ACTION ITEM
Retype every record exactly as it appears.
▬▬▬▬▬▬▬▬▬▬
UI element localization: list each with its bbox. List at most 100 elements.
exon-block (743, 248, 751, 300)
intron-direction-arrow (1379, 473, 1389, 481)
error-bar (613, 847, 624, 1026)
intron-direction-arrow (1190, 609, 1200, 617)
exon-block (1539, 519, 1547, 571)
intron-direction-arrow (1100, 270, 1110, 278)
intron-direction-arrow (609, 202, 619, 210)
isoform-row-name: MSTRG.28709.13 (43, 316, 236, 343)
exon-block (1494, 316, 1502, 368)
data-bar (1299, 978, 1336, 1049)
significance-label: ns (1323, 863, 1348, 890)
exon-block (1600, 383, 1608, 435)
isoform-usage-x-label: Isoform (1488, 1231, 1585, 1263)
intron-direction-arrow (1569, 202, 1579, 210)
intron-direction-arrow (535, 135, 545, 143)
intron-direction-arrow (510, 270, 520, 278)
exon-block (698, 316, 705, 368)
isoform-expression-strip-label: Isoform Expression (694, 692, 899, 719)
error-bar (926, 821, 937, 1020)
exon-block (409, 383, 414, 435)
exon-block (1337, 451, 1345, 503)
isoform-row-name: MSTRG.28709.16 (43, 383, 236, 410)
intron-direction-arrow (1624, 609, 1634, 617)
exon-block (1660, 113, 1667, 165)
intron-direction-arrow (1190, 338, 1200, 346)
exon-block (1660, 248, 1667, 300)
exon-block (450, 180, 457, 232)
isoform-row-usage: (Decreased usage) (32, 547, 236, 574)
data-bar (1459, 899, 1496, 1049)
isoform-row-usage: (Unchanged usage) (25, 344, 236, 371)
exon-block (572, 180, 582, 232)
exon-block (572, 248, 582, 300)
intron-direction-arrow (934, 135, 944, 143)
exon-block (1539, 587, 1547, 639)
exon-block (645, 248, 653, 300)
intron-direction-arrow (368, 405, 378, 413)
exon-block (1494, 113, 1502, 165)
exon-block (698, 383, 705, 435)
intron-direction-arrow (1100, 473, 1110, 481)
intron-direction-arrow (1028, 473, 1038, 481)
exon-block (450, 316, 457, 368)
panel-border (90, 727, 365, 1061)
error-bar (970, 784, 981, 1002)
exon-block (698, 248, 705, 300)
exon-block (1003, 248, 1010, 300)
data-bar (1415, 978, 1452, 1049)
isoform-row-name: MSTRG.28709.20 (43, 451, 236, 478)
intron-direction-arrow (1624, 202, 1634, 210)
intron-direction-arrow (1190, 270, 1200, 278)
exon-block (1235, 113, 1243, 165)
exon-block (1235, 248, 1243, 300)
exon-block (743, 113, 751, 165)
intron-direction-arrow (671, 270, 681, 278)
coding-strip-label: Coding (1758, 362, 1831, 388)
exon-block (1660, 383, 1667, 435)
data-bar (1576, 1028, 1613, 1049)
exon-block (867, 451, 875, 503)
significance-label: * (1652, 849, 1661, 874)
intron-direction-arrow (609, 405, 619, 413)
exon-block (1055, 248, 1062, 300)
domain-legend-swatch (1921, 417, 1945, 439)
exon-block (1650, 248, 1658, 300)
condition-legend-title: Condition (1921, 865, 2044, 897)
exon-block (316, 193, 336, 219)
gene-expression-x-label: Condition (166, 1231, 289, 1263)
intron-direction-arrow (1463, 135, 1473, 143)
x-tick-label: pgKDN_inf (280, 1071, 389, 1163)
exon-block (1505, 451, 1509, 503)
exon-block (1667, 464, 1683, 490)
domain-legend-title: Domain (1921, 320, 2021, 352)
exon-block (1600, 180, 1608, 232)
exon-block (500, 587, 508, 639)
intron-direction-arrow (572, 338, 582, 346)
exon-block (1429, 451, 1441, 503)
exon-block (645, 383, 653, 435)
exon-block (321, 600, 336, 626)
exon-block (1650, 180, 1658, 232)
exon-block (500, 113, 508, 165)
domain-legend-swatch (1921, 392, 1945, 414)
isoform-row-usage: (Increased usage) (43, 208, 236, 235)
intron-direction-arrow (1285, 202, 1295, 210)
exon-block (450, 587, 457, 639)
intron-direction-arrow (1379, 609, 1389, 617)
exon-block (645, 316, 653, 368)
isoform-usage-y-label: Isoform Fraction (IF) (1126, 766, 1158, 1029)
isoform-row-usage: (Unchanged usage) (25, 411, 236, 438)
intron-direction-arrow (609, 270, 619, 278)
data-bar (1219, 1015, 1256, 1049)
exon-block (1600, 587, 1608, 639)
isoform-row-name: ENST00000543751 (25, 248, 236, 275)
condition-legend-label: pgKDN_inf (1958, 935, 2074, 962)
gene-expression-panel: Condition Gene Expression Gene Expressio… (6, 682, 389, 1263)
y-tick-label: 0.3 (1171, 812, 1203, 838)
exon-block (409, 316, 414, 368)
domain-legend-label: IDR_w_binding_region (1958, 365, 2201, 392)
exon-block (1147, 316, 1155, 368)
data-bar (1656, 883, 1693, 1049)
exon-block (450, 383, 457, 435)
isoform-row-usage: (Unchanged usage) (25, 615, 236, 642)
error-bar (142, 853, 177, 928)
▬▬▬▬▬▬▬▬▬▬
RESPONSE
UI element localization: list each with its bbox. List at most 100 elements.
exon-block (743, 248, 751, 300)
intron-direction-arrow (1379, 473, 1389, 481)
error-bar (613, 847, 624, 1026)
intron-direction-arrow (1190, 609, 1200, 617)
exon-block (1539, 519, 1547, 571)
intron-direction-arrow (1100, 270, 1110, 278)
intron-direction-arrow (609, 202, 619, 210)
isoform-row-name: MSTRG.28709.13 (43, 316, 236, 343)
exon-block (1494, 316, 1502, 368)
data-bar (1299, 978, 1336, 1049)
significance-label: ns (1323, 863, 1348, 890)
exon-block (1600, 383, 1608, 435)
isoform-usage-x-label: Isoform (1488, 1231, 1585, 1263)
intron-direction-arrow (1569, 202, 1579, 210)
intron-direction-arrow (535, 135, 545, 143)
intron-direction-arrow (510, 270, 520, 278)
exon-block (698, 316, 705, 368)
isoform-expression-strip-label: Isoform Expression (694, 692, 899, 719)
error-bar (926, 821, 937, 1020)
exon-block (409, 383, 414, 435)
exon-block (1337, 451, 1345, 503)
isoform-row-name: MSTRG.28709.16 (43, 383, 236, 410)
intron-direction-arrow (1624, 609, 1634, 617)
exon-block (1660, 113, 1667, 165)
intron-direction-arrow (1190, 338, 1200, 346)
exon-block (1660, 248, 1667, 300)
exon-block (450, 180, 457, 232)
isoform-row-usage: (Decreased usage) (32, 547, 236, 574)
data-bar (1459, 899, 1496, 1049)
isoform-row-usage: (Unchanged usage) (25, 344, 236, 371)
exon-block (572, 180, 582, 232)
exon-block (572, 248, 582, 300)
intron-direction-arrow (934, 135, 944, 143)
exon-block (1539, 587, 1547, 639)
exon-block (645, 248, 653, 300)
intron-direction-arrow (368, 405, 378, 413)
exon-block (1494, 113, 1502, 165)
exon-block (698, 383, 705, 435)
intron-direction-arrow (1100, 473, 1110, 481)
intron-direction-arrow (1028, 473, 1038, 481)
exon-block (450, 316, 457, 368)
panel-border (90, 727, 365, 1061)
error-bar (970, 784, 981, 1002)
exon-block (698, 248, 705, 300)
exon-block (1003, 248, 1010, 300)
data-bar (1415, 978, 1452, 1049)
isoform-row-name: MSTRG.28709.20 (43, 451, 236, 478)
intron-direction-arrow (1624, 202, 1634, 210)
intron-direction-arrow (1190, 270, 1200, 278)
exon-block (1235, 113, 1243, 165)
exon-block (1235, 248, 1243, 300)
exon-block (743, 113, 751, 165)
intron-direction-arrow (671, 270, 681, 278)
coding-strip-label: Coding (1758, 362, 1831, 388)
exon-block (1660, 383, 1667, 435)
data-bar (1576, 1028, 1613, 1049)
exon-block (867, 451, 875, 503)
significance-label: * (1652, 849, 1661, 874)
intron-direction-arrow (609, 405, 619, 413)
exon-block (1055, 248, 1062, 300)
domain-legend-swatch (1921, 417, 1945, 439)
exon-block (1650, 248, 1658, 300)
condition-legend-title: Condition (1921, 865, 2044, 897)
exon-block (316, 193, 336, 219)
gene-expression-x-label: Condition (166, 1231, 289, 1263)
intron-direction-arrow (1463, 135, 1473, 143)
x-tick-label: pgKDN_inf (280, 1071, 389, 1163)
exon-block (1505, 451, 1509, 503)
exon-block (1667, 464, 1683, 490)
domain-legend-title: Domain (1921, 320, 2021, 352)
exon-block (1600, 180, 1608, 232)
exon-block (500, 587, 508, 639)
intron-direction-arrow (572, 338, 582, 346)
exon-block (1429, 451, 1441, 503)
exon-block (645, 383, 653, 435)
exon-block (321, 600, 336, 626)
exon-block (1650, 180, 1658, 232)
exon-block (500, 113, 508, 165)
domain-legend-swatch (1921, 392, 1945, 414)
isoform-row-usage: (Increased usage) (43, 208, 236, 235)
intron-direction-arrow (1285, 202, 1295, 210)
exon-block (450, 587, 457, 639)
intron-direction-arrow (1379, 609, 1389, 617)
exon-block (645, 316, 653, 368)
isoform-usage-y-label: Isoform Fraction (IF) (1126, 766, 1158, 1029)
isoform-row-usage: (Unchanged usage) (25, 411, 236, 438)
intron-direction-arrow (609, 270, 619, 278)
data-bar (1219, 1015, 1256, 1049)
exon-block (1600, 587, 1608, 639)
isoform-row-name: ENST00000543751 (25, 248, 236, 275)
condition-legend-label: pgKDN_inf (1958, 935, 2074, 962)
gene-expression-panel: Condition Gene Expression Gene Expressio… (6, 682, 389, 1263)
y-tick-label: 0.3 (1171, 812, 1203, 838)
exon-block (409, 316, 414, 368)
domain-legend-label: IDR_w_binding_region (1958, 365, 2201, 392)
exon-block (1147, 316, 1155, 368)
data-bar (1656, 883, 1693, 1049)
exon-block (450, 383, 457, 435)
isoform-row-usage: (Unchanged usage) (25, 615, 236, 642)
error-bar (142, 853, 177, 928)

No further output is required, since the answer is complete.